* **EXERCISE**: Switch "Residual Stress" to "Surface Stress" in the listing below, and change nothing else. Begin at the line that has "x-tick-label: Max Height (662, 716, 733, 731)", stop after the line that has "bar-value-label: 1.1 (199, 178, 206, 183)", and give back only those lines.

* **LISTED ENTRIES**:
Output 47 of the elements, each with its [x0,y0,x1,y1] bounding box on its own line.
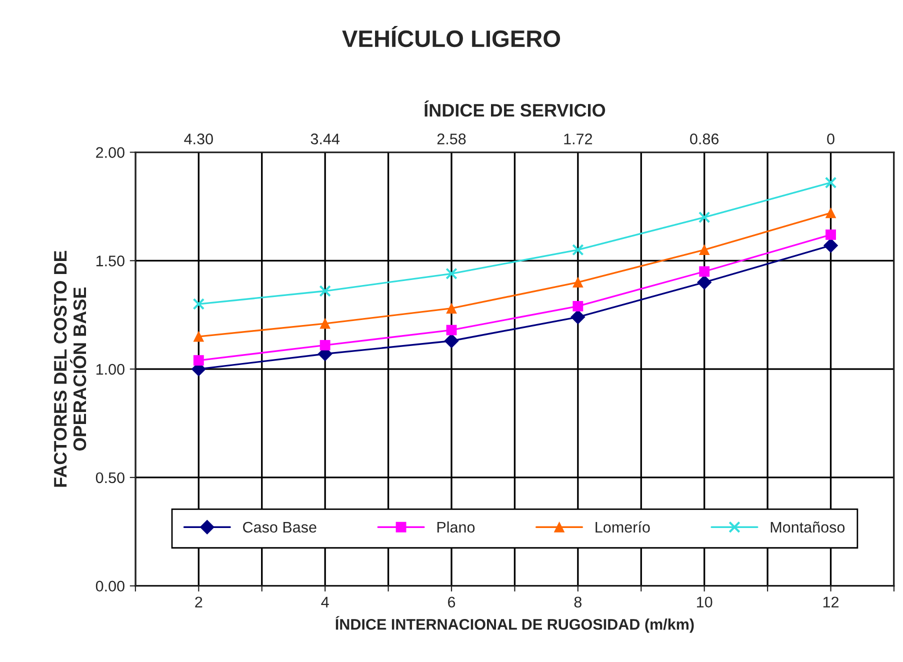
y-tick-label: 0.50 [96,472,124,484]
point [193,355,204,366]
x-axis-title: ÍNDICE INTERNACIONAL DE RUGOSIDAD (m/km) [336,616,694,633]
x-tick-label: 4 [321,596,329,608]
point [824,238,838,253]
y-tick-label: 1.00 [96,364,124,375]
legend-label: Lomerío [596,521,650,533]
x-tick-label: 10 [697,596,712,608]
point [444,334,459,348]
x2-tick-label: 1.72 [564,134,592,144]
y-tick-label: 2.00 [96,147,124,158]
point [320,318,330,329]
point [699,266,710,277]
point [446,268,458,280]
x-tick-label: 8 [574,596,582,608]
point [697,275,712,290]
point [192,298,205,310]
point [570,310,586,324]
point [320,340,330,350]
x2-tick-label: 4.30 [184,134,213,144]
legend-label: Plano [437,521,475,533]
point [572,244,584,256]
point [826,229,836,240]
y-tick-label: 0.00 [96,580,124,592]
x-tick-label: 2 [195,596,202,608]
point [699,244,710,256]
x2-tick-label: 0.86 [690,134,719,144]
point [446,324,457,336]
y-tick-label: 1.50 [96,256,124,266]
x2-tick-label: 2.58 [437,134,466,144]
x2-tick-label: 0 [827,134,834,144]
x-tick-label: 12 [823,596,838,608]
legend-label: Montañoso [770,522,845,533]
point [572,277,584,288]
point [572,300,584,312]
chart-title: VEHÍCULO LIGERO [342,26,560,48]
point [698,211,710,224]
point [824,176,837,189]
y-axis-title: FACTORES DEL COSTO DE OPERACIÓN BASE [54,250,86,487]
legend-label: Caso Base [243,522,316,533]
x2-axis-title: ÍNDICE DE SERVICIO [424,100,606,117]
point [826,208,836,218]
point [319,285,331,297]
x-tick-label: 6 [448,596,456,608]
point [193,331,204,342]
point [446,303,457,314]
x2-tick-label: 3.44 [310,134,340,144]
---
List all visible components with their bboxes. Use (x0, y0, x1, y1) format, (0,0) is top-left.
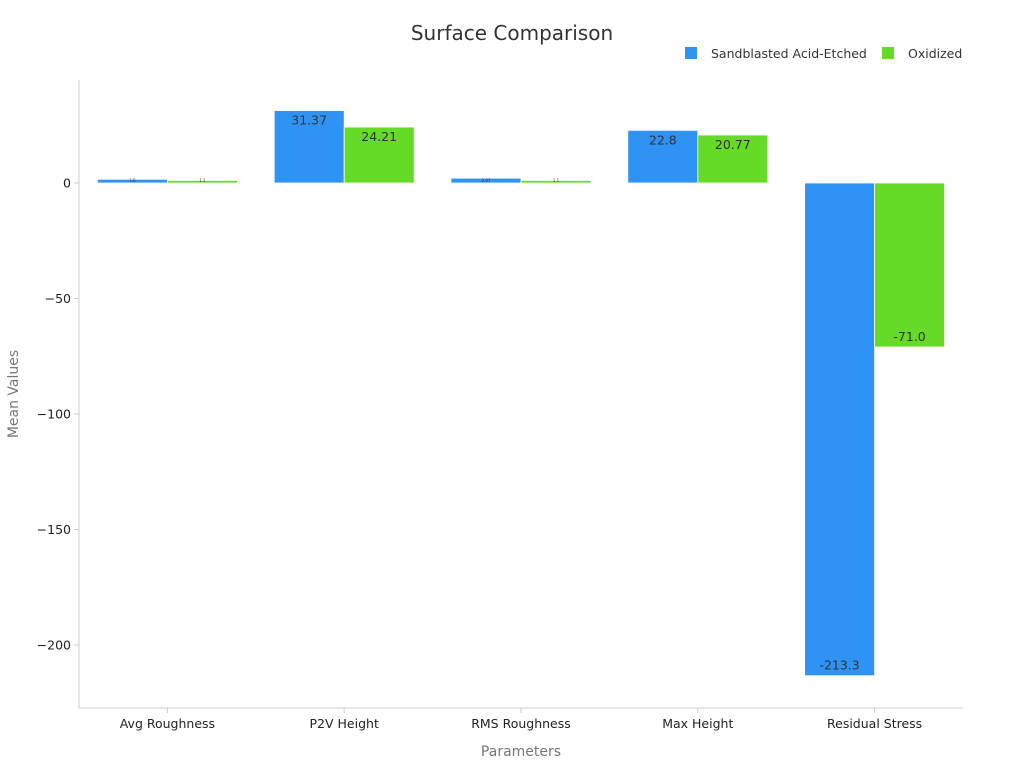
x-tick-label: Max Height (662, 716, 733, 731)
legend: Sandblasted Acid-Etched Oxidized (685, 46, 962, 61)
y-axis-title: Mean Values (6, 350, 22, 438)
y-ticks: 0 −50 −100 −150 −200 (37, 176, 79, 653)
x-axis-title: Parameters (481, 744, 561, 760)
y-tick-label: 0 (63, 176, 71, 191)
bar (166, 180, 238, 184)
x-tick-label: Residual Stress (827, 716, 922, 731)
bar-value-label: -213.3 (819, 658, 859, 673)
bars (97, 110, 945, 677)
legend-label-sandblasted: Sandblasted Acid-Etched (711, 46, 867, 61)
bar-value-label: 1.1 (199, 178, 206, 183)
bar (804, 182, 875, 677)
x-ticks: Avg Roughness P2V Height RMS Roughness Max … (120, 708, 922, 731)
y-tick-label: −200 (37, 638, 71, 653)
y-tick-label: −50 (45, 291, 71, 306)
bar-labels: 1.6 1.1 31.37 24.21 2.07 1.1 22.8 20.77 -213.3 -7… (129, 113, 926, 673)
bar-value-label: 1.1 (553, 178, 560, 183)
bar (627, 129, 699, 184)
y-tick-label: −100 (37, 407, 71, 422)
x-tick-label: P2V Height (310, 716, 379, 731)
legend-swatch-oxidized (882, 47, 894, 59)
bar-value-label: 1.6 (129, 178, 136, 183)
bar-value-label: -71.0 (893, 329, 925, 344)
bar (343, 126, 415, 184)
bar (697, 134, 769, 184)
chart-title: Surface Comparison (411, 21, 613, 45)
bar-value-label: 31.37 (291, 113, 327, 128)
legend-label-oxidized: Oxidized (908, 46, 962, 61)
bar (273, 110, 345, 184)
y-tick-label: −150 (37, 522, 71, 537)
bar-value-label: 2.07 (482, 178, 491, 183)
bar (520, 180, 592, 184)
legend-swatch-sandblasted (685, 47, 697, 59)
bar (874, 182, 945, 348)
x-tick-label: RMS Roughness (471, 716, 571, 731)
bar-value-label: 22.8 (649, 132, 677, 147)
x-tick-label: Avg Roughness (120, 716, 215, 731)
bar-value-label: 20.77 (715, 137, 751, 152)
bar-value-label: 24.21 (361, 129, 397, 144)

* **WRITTEN RESPONSE**:
x-tick-label: Max Height (662, 716, 733, 731)
legend: Sandblasted Acid-Etched Oxidized (685, 46, 962, 61)
y-axis-title: Mean Values (6, 350, 22, 438)
y-ticks: 0 −50 −100 −150 −200 (37, 176, 79, 653)
x-axis-title: Parameters (481, 744, 561, 760)
y-tick-label: 0 (63, 176, 71, 191)
bar (166, 180, 238, 184)
x-tick-label: Surface Stress (827, 716, 922, 731)
bar-value-label: -213.3 (819, 658, 859, 673)
bars (97, 110, 945, 677)
legend-label-sandblasted: Sandblasted Acid-Etched (711, 46, 867, 61)
bar-value-label: 1.1 (199, 178, 206, 183)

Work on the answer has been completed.